### What the task requires
Give the count of lines containing the string "Japan", with no other output.

+--

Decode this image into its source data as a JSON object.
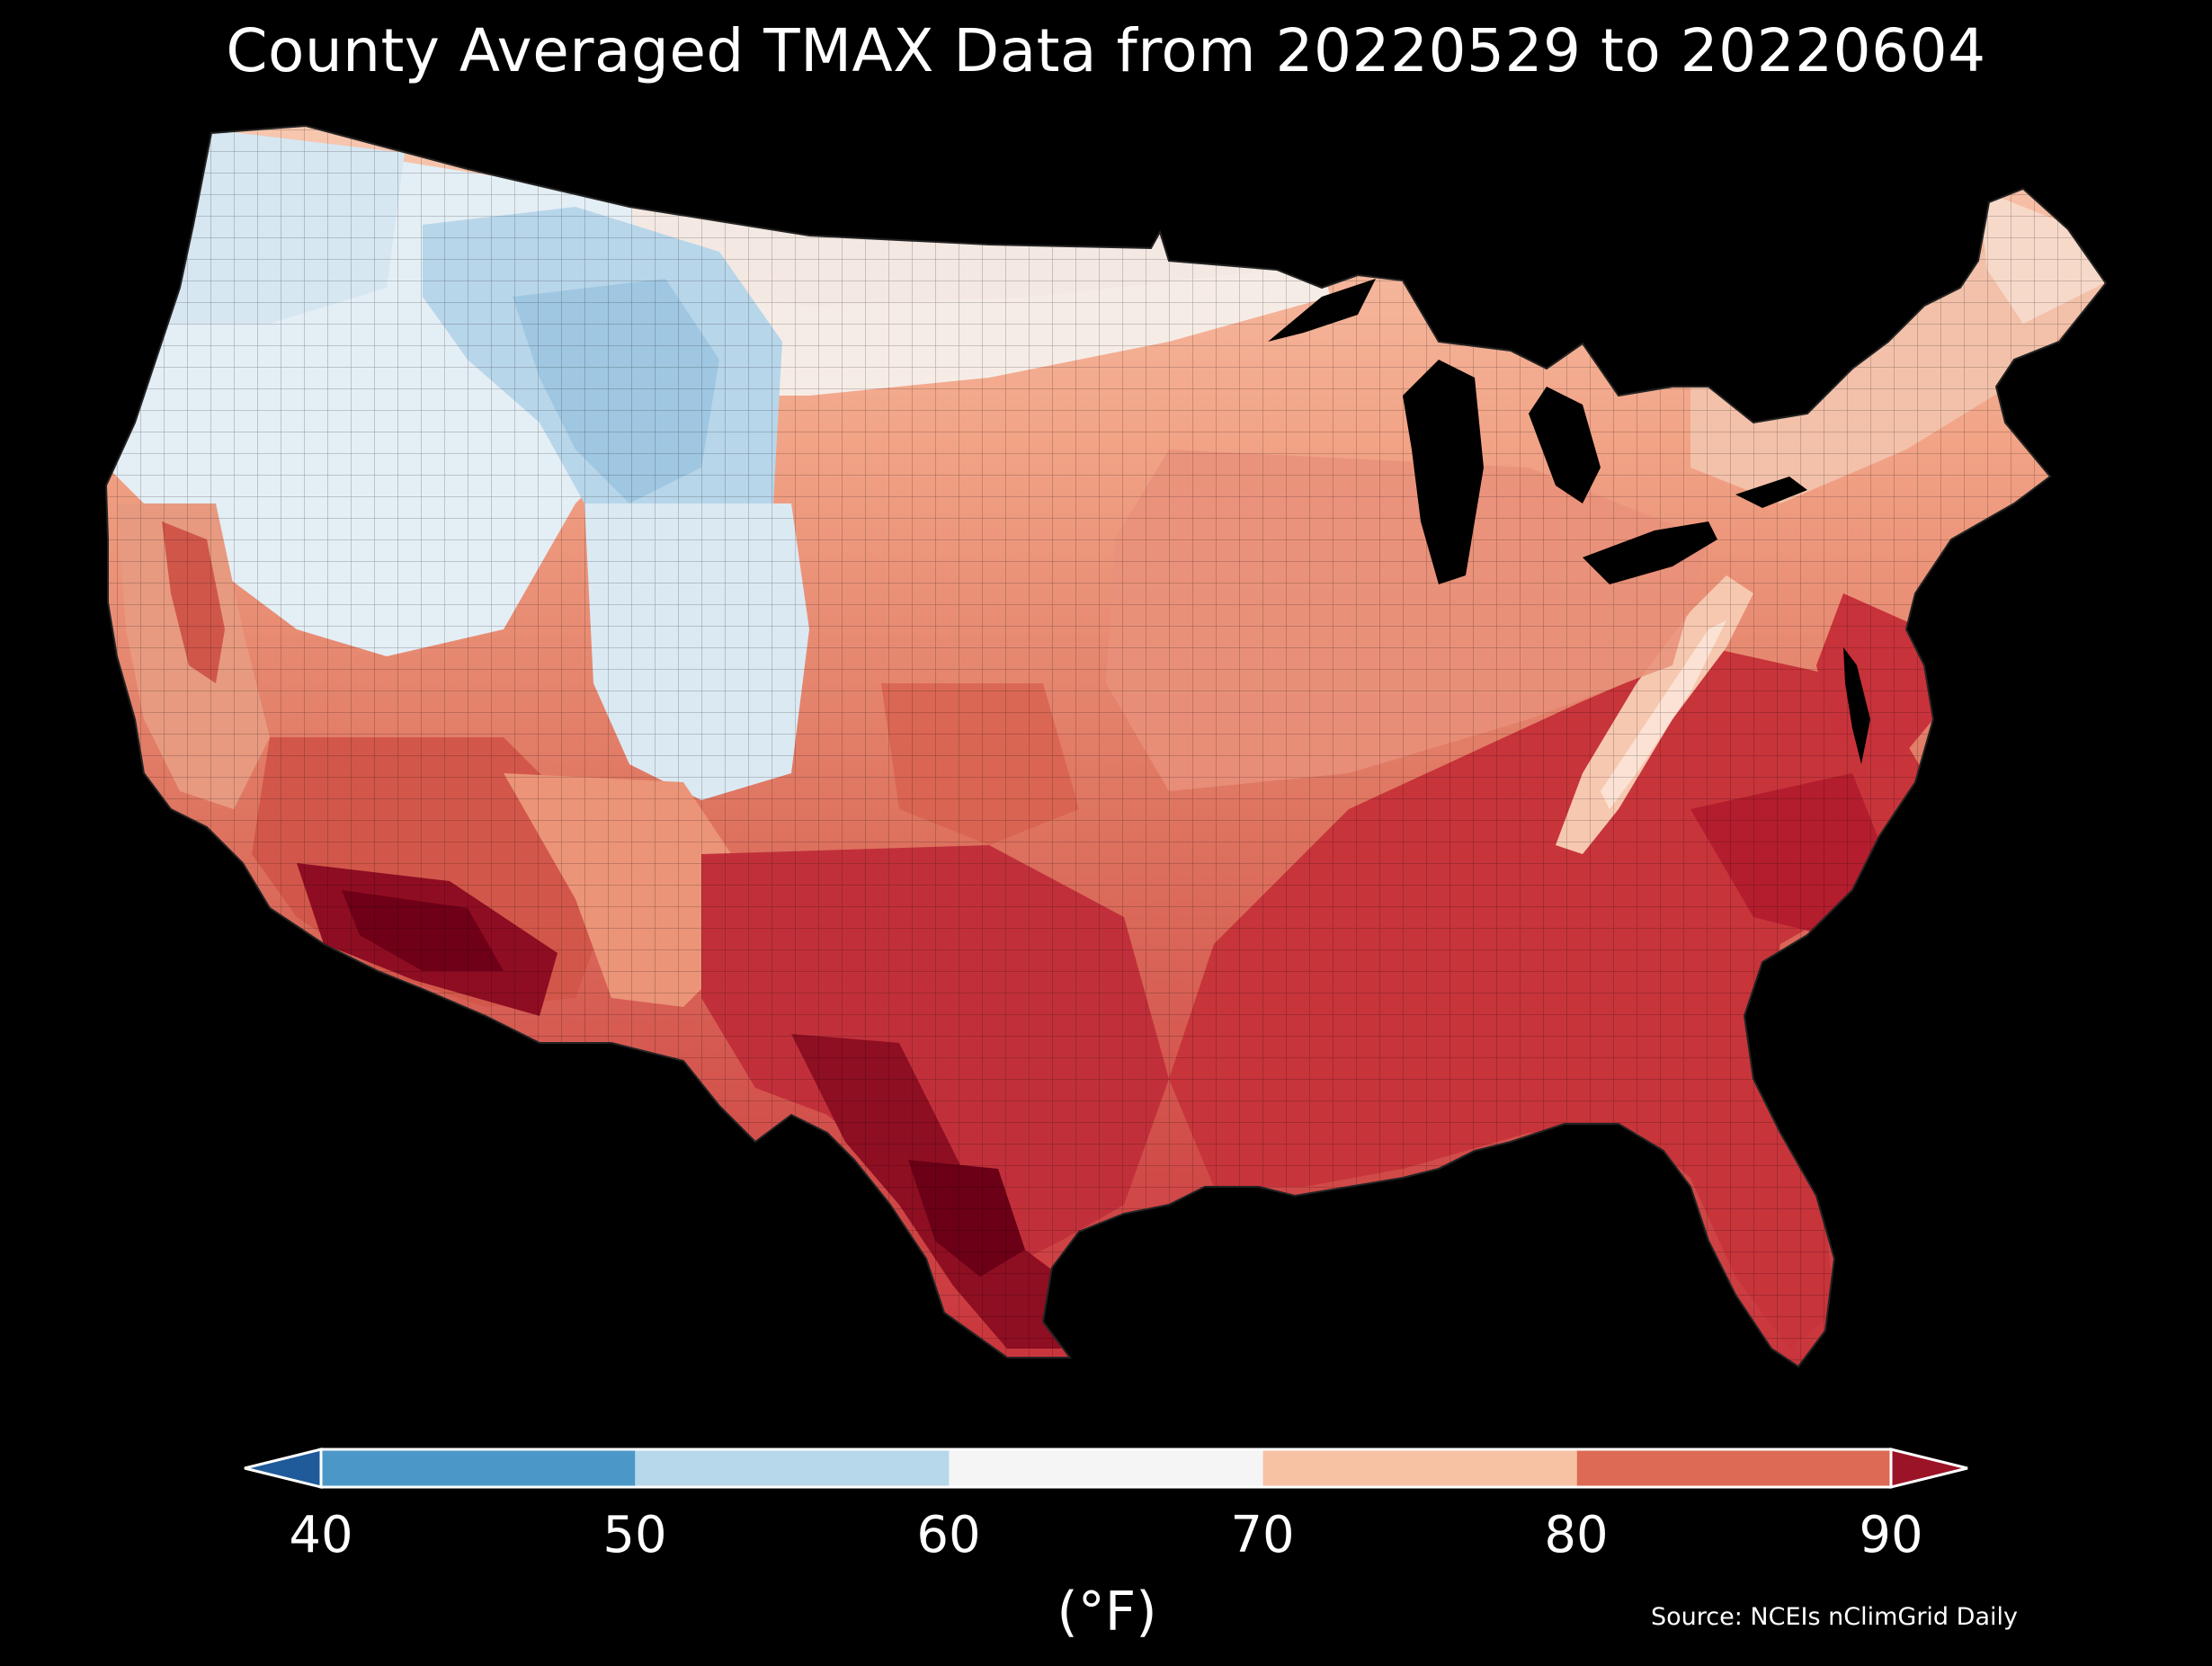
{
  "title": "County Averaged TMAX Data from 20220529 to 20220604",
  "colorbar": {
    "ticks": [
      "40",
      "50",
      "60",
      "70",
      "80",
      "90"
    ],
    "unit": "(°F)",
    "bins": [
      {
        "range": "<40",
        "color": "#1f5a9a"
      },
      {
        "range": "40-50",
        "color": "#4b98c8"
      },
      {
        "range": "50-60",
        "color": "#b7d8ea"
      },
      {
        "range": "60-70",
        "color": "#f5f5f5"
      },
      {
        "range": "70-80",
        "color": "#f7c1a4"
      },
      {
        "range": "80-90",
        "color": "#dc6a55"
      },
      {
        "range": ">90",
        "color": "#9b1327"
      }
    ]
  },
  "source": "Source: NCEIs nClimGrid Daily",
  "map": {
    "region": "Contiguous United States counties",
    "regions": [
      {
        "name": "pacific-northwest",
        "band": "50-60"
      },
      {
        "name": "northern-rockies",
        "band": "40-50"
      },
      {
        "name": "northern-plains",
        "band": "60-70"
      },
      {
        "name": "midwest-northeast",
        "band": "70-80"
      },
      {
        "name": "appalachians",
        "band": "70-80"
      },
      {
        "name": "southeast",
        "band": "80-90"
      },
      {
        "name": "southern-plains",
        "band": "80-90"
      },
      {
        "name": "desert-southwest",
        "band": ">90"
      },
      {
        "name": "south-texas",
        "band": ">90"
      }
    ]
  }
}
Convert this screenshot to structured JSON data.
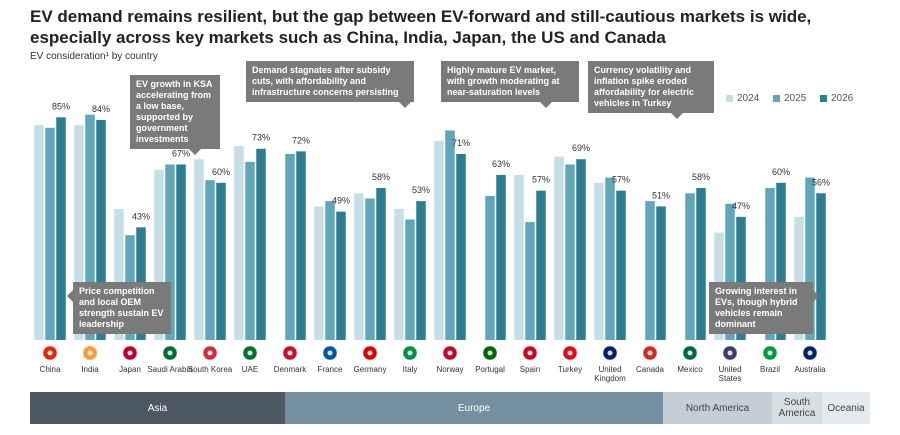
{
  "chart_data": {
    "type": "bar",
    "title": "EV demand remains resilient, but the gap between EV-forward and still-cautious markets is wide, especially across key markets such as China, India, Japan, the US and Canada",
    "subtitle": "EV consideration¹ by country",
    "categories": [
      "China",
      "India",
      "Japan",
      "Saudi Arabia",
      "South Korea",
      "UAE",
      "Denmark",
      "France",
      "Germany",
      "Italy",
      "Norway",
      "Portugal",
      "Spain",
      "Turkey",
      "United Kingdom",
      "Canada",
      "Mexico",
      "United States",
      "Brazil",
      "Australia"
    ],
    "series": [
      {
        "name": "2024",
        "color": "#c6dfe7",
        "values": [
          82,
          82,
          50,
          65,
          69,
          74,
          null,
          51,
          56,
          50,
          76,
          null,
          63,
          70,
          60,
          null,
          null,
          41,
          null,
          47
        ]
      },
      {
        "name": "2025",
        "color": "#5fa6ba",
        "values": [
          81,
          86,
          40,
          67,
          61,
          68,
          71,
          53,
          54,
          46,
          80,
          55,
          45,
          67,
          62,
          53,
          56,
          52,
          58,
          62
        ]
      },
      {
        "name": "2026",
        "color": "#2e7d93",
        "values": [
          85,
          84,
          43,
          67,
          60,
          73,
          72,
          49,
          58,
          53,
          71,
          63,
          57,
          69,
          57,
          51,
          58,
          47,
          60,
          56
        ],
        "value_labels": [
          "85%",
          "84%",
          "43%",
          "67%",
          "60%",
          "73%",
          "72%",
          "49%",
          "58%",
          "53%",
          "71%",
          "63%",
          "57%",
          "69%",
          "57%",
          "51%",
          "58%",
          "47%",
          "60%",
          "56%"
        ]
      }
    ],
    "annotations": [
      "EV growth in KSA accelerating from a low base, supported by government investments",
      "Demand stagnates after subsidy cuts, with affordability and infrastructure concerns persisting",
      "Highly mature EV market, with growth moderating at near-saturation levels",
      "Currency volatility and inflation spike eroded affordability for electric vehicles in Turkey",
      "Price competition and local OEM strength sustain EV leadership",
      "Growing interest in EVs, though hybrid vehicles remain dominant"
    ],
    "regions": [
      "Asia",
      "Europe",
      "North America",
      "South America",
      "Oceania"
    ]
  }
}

+--

### Answer for the task
2